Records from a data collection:
>>>

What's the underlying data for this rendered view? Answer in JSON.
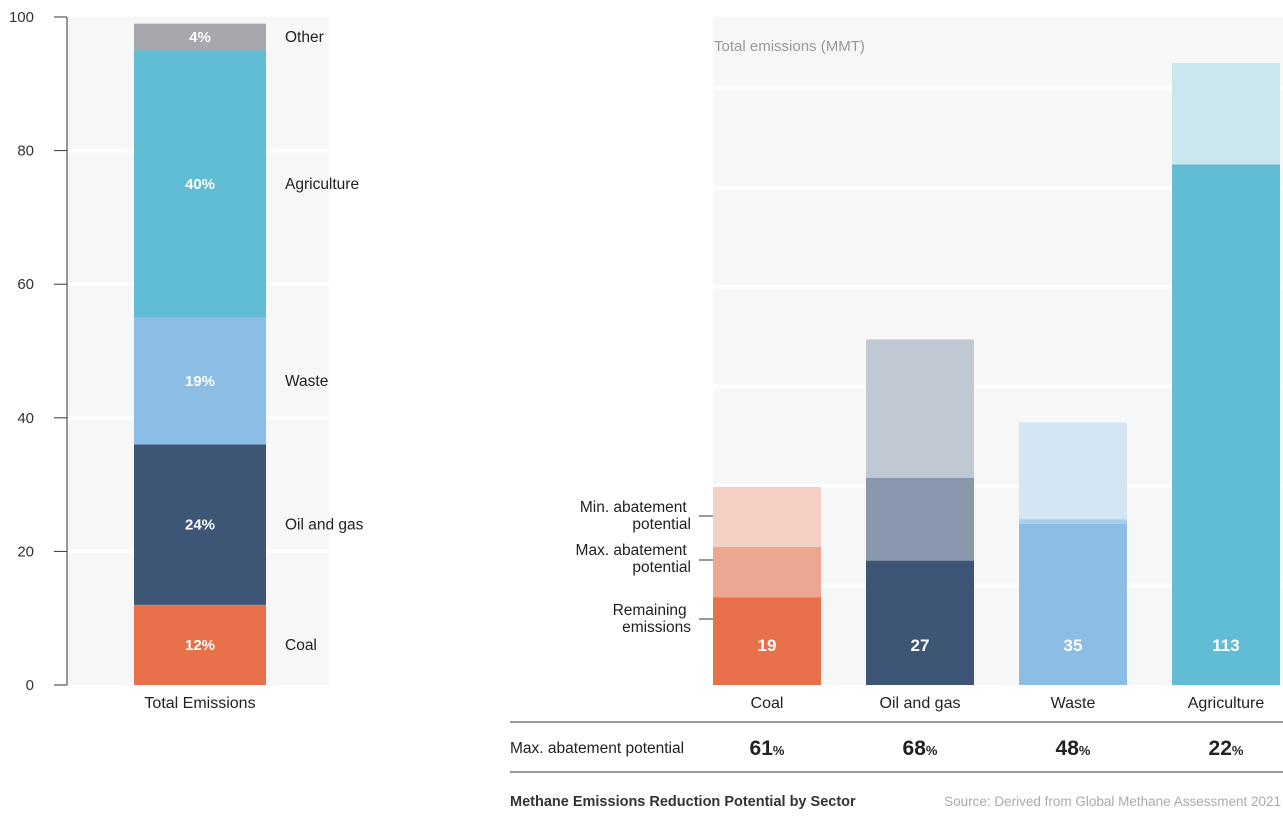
{
  "chart_data": [
    {
      "type": "bar",
      "stacked": true,
      "categories": [
        "Total Emissions"
      ],
      "yticks": [
        "0",
        "20",
        "40",
        "60",
        "80",
        "100"
      ],
      "ylim": [
        0,
        100
      ],
      "grid": true,
      "series": [
        {
          "name": "Coal",
          "value": 12,
          "label": "12%",
          "color": "#E8704A"
        },
        {
          "name": "Oil and gas",
          "value": 24,
          "label": "24%",
          "color": "#3E5675"
        },
        {
          "name": "Waste",
          "value": 19,
          "label": "19%",
          "color": "#8BBDE5"
        },
        {
          "name": "Agriculture",
          "value": 40,
          "label": "40%",
          "color": "#60BDD3"
        },
        {
          "name": "Other",
          "value": 4,
          "label": "4%",
          "color": "#A6A8AD"
        }
      ]
    },
    {
      "type": "bar",
      "stacked": true,
      "total_label": "Total emissions (MMT)",
      "categories": [
        "Coal",
        "Oil and gas",
        "Waste",
        "Agriculture"
      ],
      "ylim": [
        0,
        145
      ],
      "grid": true,
      "legend": [
        "Min. abatement potential",
        "Max. abatement potential",
        "Remaining emissions"
      ],
      "remaining": [
        19,
        27,
        35,
        113
      ],
      "remaining_labels": [
        "19",
        "27",
        "35",
        "113"
      ],
      "max_abatement": [
        11,
        18,
        1,
        0
      ],
      "min_abatement": [
        13,
        30,
        21,
        22
      ],
      "colors": [
        {
          "remaining": "#E8704A",
          "max": "#EDA791",
          "min": "#F3D0C3"
        },
        {
          "remaining": "#3E5675",
          "max": "#8998AC",
          "min": "#C0C9D3"
        },
        {
          "remaining": "#8BBDE5",
          "max": "#A9CEEC",
          "min": "#D4E6F4"
        },
        {
          "remaining": "#60BDD3",
          "max": "#8FD0DF",
          "min": "#CAE6EE"
        }
      ],
      "table": {
        "row_label": "Max. abatement potential",
        "values": [
          {
            "number": "61",
            "unit": "%"
          },
          {
            "number": "68",
            "unit": "%"
          },
          {
            "number": "48",
            "unit": "%"
          },
          {
            "number": "22",
            "unit": "%"
          }
        ]
      }
    }
  ],
  "footer": {
    "title": "Methane Emissions Reduction Potential by Sector",
    "source": "Source: Derived from Global Methane Assessment 2021"
  }
}
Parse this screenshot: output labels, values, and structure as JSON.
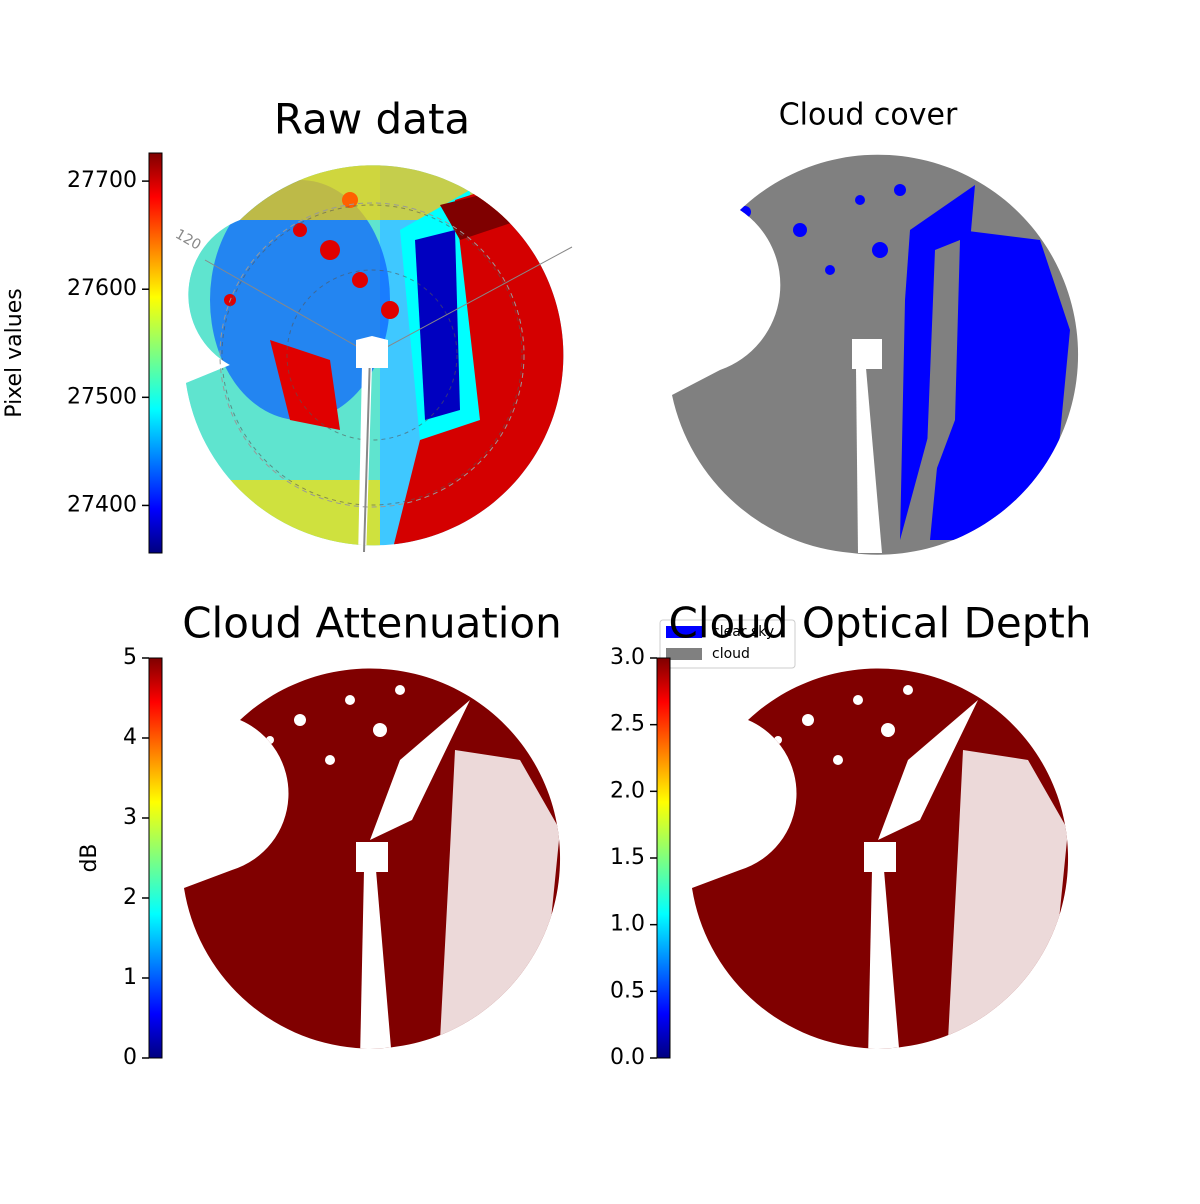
{
  "chart_data": [
    {
      "type": "image",
      "title": "Raw data",
      "ylabel": "Pixel values",
      "ylim": [
        27356,
        27726
      ],
      "yticks": [
        27400,
        27500,
        27600,
        27700
      ],
      "annotation": "120"
    },
    {
      "type": "image",
      "title": "Cloud cover",
      "series": [
        {
          "name": "clear sky",
          "color": "#0000ff"
        },
        {
          "name": "cloud",
          "color": "#808080"
        }
      ]
    },
    {
      "type": "image",
      "title": "Cloud Attenuation",
      "ylabel": "dB",
      "ylim": [
        0,
        5
      ],
      "yticks": [
        0,
        1,
        2,
        3,
        4,
        5
      ]
    },
    {
      "type": "image",
      "title": "Cloud Optical Depth",
      "ylim": [
        0,
        3
      ],
      "yticks": [
        {
          "value": 0,
          "label": "0.0"
        },
        {
          "value": 0.5,
          "label": "0.5"
        },
        {
          "value": 1,
          "label": "1.0"
        },
        {
          "value": 1.5,
          "label": "1.5"
        },
        {
          "value": 2,
          "label": "2.0"
        },
        {
          "value": 2.5,
          "label": "2.5"
        },
        {
          "value": 3,
          "label": "3.0"
        }
      ]
    }
  ]
}
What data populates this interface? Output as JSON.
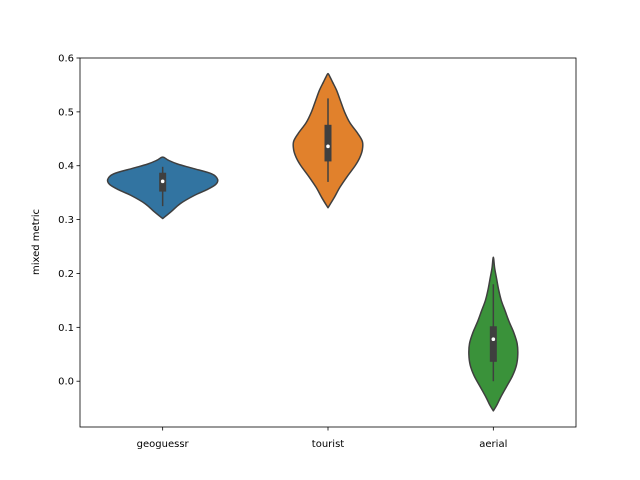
{
  "chart_data": {
    "type": "violin",
    "title": "",
    "xlabel": "",
    "ylabel": "mixed metric",
    "ylim": [
      -0.085,
      0.6
    ],
    "yticks": [
      "0.0",
      "0.1",
      "0.2",
      "0.3",
      "0.4",
      "0.5",
      "0.6"
    ],
    "grid": false,
    "categories": [
      "geoguessr",
      "tourist",
      "aerial"
    ],
    "series": [
      {
        "category": "geoguessr",
        "color": "#3274a1",
        "density": [
          [
            0.302,
            0.0
          ],
          [
            0.315,
            0.13
          ],
          [
            0.33,
            0.27
          ],
          [
            0.345,
            0.48
          ],
          [
            0.355,
            0.66
          ],
          [
            0.365,
            0.8
          ],
          [
            0.375,
            0.83
          ],
          [
            0.385,
            0.74
          ],
          [
            0.395,
            0.46
          ],
          [
            0.403,
            0.23
          ],
          [
            0.41,
            0.09
          ],
          [
            0.416,
            0.0
          ]
        ],
        "whisker": [
          0.325,
          0.398
        ],
        "box": [
          0.352,
          0.387
        ],
        "median": 0.371
      },
      {
        "category": "tourist",
        "color": "#e1812c",
        "density": [
          [
            0.322,
            0.0
          ],
          [
            0.34,
            0.09
          ],
          [
            0.36,
            0.18
          ],
          [
            0.38,
            0.29
          ],
          [
            0.4,
            0.41
          ],
          [
            0.415,
            0.48
          ],
          [
            0.43,
            0.52
          ],
          [
            0.445,
            0.52
          ],
          [
            0.46,
            0.45
          ],
          [
            0.48,
            0.33
          ],
          [
            0.5,
            0.25
          ],
          [
            0.52,
            0.19
          ],
          [
            0.54,
            0.13
          ],
          [
            0.555,
            0.07
          ],
          [
            0.565,
            0.03
          ],
          [
            0.571,
            0.0
          ]
        ],
        "whisker": [
          0.37,
          0.525
        ],
        "box": [
          0.408,
          0.476
        ],
        "median": 0.436
      },
      {
        "category": "aerial",
        "color": "#3a923a",
        "density": [
          [
            -0.055,
            0.0
          ],
          [
            -0.045,
            0.05
          ],
          [
            -0.03,
            0.11
          ],
          [
            -0.01,
            0.2
          ],
          [
            0.01,
            0.29
          ],
          [
            0.03,
            0.35
          ],
          [
            0.05,
            0.37
          ],
          [
            0.07,
            0.36
          ],
          [
            0.09,
            0.31
          ],
          [
            0.11,
            0.24
          ],
          [
            0.13,
            0.18
          ],
          [
            0.15,
            0.12
          ],
          [
            0.17,
            0.08
          ],
          [
            0.19,
            0.05
          ],
          [
            0.21,
            0.02
          ],
          [
            0.23,
            0.0
          ]
        ],
        "whisker": [
          0.0,
          0.18
        ],
        "box": [
          0.036,
          0.102
        ],
        "median": 0.078
      }
    ]
  }
}
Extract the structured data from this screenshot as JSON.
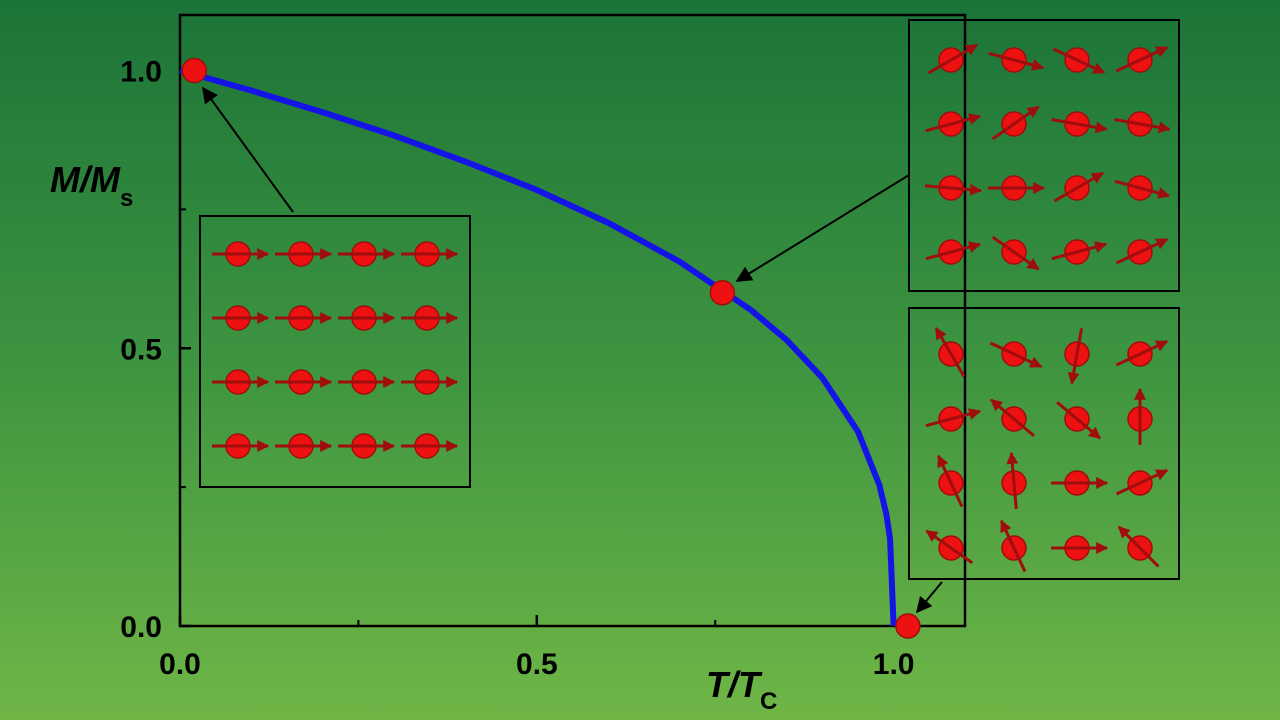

<<<

Aim of the task =>
Leave the pictures out and copy the rest of the data exactly.

Reply to the exercise =>
What's the underlying data for this rendered view? Answer in JSON.
{
  "chart_data": [
    {
      "type": "bar",
      "stacked": true,
      "categories": [
        "Total Emissions"
      ],
      "yticks": [
        "0",
        "20",
        "40",
        "60",
        "80",
        "100"
      ],
      "ylim": [
        0,
        100
      ],
      "grid": true,
      "series": [
        {
          "name": "Coal",
          "value": 12,
          "label": "12%",
          "color": "#E8704A"
        },
        {
          "name": "Oil and gas",
          "value": 24,
          "label": "24%",
          "color": "#3E5675"
        },
        {
          "name": "Waste",
          "value": 19,
          "label": "19%",
          "color": "#8BBDE5"
        },
        {
          "name": "Agriculture",
          "value": 40,
          "label": "40%",
          "color": "#60BDD3"
        },
        {
          "name": "Other",
          "value": 4,
          "label": "4%",
          "color": "#A6A8AD"
        }
      ]
    },
    {
      "type": "bar",
      "stacked": true,
      "total_label": "Total emissions (MMT)",
      "categories": [
        "Coal",
        "Oil and gas",
        "Waste",
        "Agriculture"
      ],
      "ylim": [
        0,
        145
      ],
      "grid": true,
      "legend": [
        "Min. abatement potential",
        "Max. abatement potential",
        "Remaining emissions"
      ],
      "remaining": [
        19,
        27,
        35,
        113
      ],
      "remaining_labels": [
        "19",
        "27",
        "35",
        "113"
      ],
      "max_abatement": [
        11,
        18,
        1,
        0
      ],
      "min_abatement": [
        13,
        30,
        21,
        22
      ],
      "colors": [
        {
          "remaining": "#E8704A",
          "max": "#EDA791",
          "min": "#F3D0C3"
        },
        {
          "remaining": "#3E5675",
          "max": "#8998AC",
          "min": "#C0C9D3"
        },
        {
          "remaining": "#8BBDE5",
          "max": "#A9CEEC",
          "min": "#D4E6F4"
        },
        {
          "remaining": "#60BDD3",
          "max": "#8FD0DF",
          "min": "#CAE6EE"
        }
      ],
      "table": {
        "row_label": "Max. abatement potential",
        "values": [
          {
            "number": "61",
            "unit": "%"
          },
          {
            "number": "68",
            "unit": "%"
          },
          {
            "number": "48",
            "unit": "%"
          },
          {
            "number": "22",
            "unit": "%"
          }
        ]
      }
    }
  ],
  "footer": {
    "title": "Methane Emissions Reduction Potential by Sector",
    "source": "Source: Derived from Global Methane Assessment 2021"
  }
}
Parse this screenshot: output labels, values, and structure as JSON.
{
  "chart_data": [
    {
      "type": "image",
      "title": "Raw data",
      "ylabel": "Pixel values",
      "ylim": [
        27356,
        27726
      ],
      "yticks": [
        27400,
        27500,
        27600,
        27700
      ],
      "annotation": "120"
    },
    {
      "type": "image",
      "title": "Cloud cover",
      "series": [
        {
          "name": "clear sky",
          "color": "#0000ff"
        },
        {
          "name": "cloud",
          "color": "#808080"
        }
      ]
    },
    {
      "type": "image",
      "title": "Cloud Attenuation",
      "ylabel": "dB",
      "ylim": [
        0,
        5
      ],
      "yticks": [
        0,
        1,
        2,
        3,
        4,
        5
      ]
    },
    {
      "type": "image",
      "title": "Cloud Optical Depth",
      "ylim": [
        0,
        3
      ],
      "yticks": [
        {
          "value": 0,
          "label": "0.0"
        },
        {
          "value": 0.5,
          "label": "0.5"
        },
        {
          "value": 1,
          "label": "1.0"
        },
        {
          "value": 1.5,
          "label": "1.5"
        },
        {
          "value": 2,
          "label": "2.0"
        },
        {
          "value": 2.5,
          "label": "2.5"
        },
        {
          "value": 3,
          "label": "3.0"
        }
      ]
    }
  ]
}
What data populates this interface? Output as JSON.
{
  "chart_data": {
    "type": "violin",
    "title": "",
    "xlabel": "",
    "ylabel": "mixed metric",
    "ylim": [
      -0.085,
      0.6
    ],
    "yticks": [
      "0.0",
      "0.1",
      "0.2",
      "0.3",
      "0.4",
      "0.5",
      "0.6"
    ],
    "grid": false,
    "categories": [
      "geoguessr",
      "tourist",
      "aerial"
    ],
    "series": [
      {
        "category": "geoguessr",
        "color": "#3274a1",
        "density": [
          [
            0.302,
            0.0
          ],
          [
            0.315,
            0.13
          ],
          [
            0.33,
            0.27
          ],
          [
            0.345,
            0.48
          ],
          [
            0.355,
            0.66
          ],
          [
            0.365,
            0.8
          ],
          [
            0.375,
            0.83
          ],
          [
            0.385,
            0.74
          ],
          [
            0.395,
            0.46
          ],
          [
            0.403,
            0.23
          ],
          [
            0.41,
            0.09
          ],
          [
            0.416,
            0.0
          ]
        ],
        "whisker": [
          0.325,
          0.398
        ],
        "box": [
          0.352,
          0.387
        ],
        "median": 0.371
      },
      {
        "category": "tourist",
        "color": "#e1812c",
        "density": [
          [
            0.322,
            0.0
          ],
          [
            0.34,
            0.09
          ],
          [
            0.36,
            0.18
          ],
          [
            0.38,
            0.29
          ],
          [
            0.4,
            0.41
          ],
          [
            0.415,
            0.48
          ],
          [
            0.43,
            0.52
          ],
          [
            0.445,
            0.52
          ],
          [
            0.46,
            0.45
          ],
          [
            0.48,
            0.33
          ],
          [
            0.5,
            0.25
          ],
          [
            0.52,
            0.19
          ],
          [
            0.54,
            0.13
          ],
          [
            0.555,
            0.07
          ],
          [
            0.565,
            0.03
          ],
          [
            0.571,
            0.0
          ]
        ],
        "whisker": [
          0.37,
          0.525
        ],
        "box": [
          0.408,
          0.476
        ],
        "median": 0.436
      },
      {
        "category": "aerial",
        "color": "#3a923a",
        "density": [
          [
            -0.055,
            0.0
          ],
          [
            -0.045,
            0.05
          ],
          [
            -0.03,
            0.11
          ],
          [
            -0.01,
            0.2
          ],
          [
            0.01,
            0.29
          ],
          [
            0.03,
            0.35
          ],
          [
            0.05,
            0.37
          ],
          [
            0.07,
            0.36
          ],
          [
            0.09,
            0.31
          ],
          [
            0.11,
            0.24
          ],
          [
            0.13,
            0.18
          ],
          [
            0.15,
            0.12
          ],
          [
            0.17,
            0.08
          ],
          [
            0.19,
            0.05
          ],
          [
            0.21,
            0.02
          ],
          [
            0.23,
            0.0
          ]
        ],
        "whisker": [
          0.0,
          0.18
        ],
        "box": [
          0.036,
          0.102
        ],
        "median": 0.078
      }
    ]
  }
}
Extract the structured data from this screenshot as JSON.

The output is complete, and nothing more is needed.